begin Records shown
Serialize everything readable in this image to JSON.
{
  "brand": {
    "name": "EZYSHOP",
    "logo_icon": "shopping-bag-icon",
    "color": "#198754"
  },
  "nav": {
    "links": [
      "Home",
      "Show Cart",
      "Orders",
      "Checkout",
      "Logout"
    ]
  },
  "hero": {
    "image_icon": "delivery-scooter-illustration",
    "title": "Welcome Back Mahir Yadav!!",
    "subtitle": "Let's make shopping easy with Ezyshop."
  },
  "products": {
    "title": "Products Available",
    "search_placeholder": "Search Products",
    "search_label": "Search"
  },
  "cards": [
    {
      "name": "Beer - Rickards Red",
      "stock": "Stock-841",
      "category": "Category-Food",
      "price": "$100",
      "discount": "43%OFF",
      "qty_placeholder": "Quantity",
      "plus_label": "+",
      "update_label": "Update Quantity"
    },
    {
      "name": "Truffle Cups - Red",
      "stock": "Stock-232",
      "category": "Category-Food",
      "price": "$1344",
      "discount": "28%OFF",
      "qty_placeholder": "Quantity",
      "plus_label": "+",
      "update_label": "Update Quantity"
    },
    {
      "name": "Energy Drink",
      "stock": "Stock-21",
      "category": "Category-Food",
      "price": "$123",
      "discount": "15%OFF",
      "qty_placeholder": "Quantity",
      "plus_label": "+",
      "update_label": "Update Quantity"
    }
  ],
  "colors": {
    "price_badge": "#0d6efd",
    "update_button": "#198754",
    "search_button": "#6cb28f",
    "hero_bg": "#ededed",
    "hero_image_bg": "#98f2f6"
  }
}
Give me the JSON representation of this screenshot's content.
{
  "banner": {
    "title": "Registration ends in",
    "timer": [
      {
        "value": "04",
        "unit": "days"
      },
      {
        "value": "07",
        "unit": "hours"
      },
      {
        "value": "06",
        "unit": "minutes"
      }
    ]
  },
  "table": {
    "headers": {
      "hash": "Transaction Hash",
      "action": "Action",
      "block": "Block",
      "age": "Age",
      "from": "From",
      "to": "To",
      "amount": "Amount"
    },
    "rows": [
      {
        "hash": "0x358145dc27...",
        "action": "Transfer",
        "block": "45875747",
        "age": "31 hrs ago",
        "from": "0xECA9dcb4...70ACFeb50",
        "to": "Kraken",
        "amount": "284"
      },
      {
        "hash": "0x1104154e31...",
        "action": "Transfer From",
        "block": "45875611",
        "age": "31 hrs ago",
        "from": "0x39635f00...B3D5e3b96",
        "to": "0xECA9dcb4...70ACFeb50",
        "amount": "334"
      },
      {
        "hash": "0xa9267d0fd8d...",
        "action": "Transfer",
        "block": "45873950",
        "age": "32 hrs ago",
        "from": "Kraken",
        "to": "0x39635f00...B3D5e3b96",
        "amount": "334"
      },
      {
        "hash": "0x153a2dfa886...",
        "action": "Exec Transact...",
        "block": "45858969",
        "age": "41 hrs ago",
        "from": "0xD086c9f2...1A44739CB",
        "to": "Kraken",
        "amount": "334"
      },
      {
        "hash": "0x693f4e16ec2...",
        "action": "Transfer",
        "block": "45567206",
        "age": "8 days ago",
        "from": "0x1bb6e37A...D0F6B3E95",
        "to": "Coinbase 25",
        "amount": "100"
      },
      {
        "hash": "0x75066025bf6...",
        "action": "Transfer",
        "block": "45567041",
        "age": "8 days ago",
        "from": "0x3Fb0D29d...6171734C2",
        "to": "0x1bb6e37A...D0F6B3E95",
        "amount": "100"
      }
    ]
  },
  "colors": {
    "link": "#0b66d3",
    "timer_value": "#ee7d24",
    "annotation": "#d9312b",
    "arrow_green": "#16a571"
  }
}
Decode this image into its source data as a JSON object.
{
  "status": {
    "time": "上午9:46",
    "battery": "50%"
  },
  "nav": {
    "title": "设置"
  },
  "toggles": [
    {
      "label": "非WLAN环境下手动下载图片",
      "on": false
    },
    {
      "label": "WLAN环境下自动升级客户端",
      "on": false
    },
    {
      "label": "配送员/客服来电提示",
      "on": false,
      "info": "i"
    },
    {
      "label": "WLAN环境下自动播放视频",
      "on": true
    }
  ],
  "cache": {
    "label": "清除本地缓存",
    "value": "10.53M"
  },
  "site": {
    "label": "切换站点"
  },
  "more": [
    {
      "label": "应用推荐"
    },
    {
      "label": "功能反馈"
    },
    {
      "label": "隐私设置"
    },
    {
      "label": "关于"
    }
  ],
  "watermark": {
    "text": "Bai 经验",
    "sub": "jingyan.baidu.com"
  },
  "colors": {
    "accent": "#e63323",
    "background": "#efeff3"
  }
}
end Records shown
**Your task:**
Starting from the line containing "Decode this image" and ending with the final line of the data, reproduce each line exactly as it appears, including no other lines.

**Completed task:**
Decode this image into its source data as a JSON object.
{
  "status": {
    "time": "上午9:46",
    "battery": "50%"
  },
  "nav": {
    "title": "设置"
  },
  "toggles": [
    {
      "label": "非WLAN环境下手动下载图片",
      "on": false
    },
    {
      "label": "WLAN环境下自动升级客户端",
      "on": false
    },
    {
      "label": "配送员/客服来电提示",
      "on": false,
      "info": "i"
    },
    {
      "label": "WLAN环境下自动播放视频",
      "on": true
    }
  ],
  "cache": {
    "label": "清除本地缓存",
    "value": "10.53M"
  },
  "site": {
    "label": "切换站点"
  },
  "more": [
    {
      "label": "应用推荐"
    },
    {
      "label": "功能反馈"
    },
    {
      "label": "隐私设置"
    },
    {
      "label": "关于"
    }
  ],
  "watermark": {
    "text": "Bai 经验",
    "sub": "jingyan.baidu.com"
  },
  "colors": {
    "accent": "#e63323",
    "background": "#efeff3"
  }
}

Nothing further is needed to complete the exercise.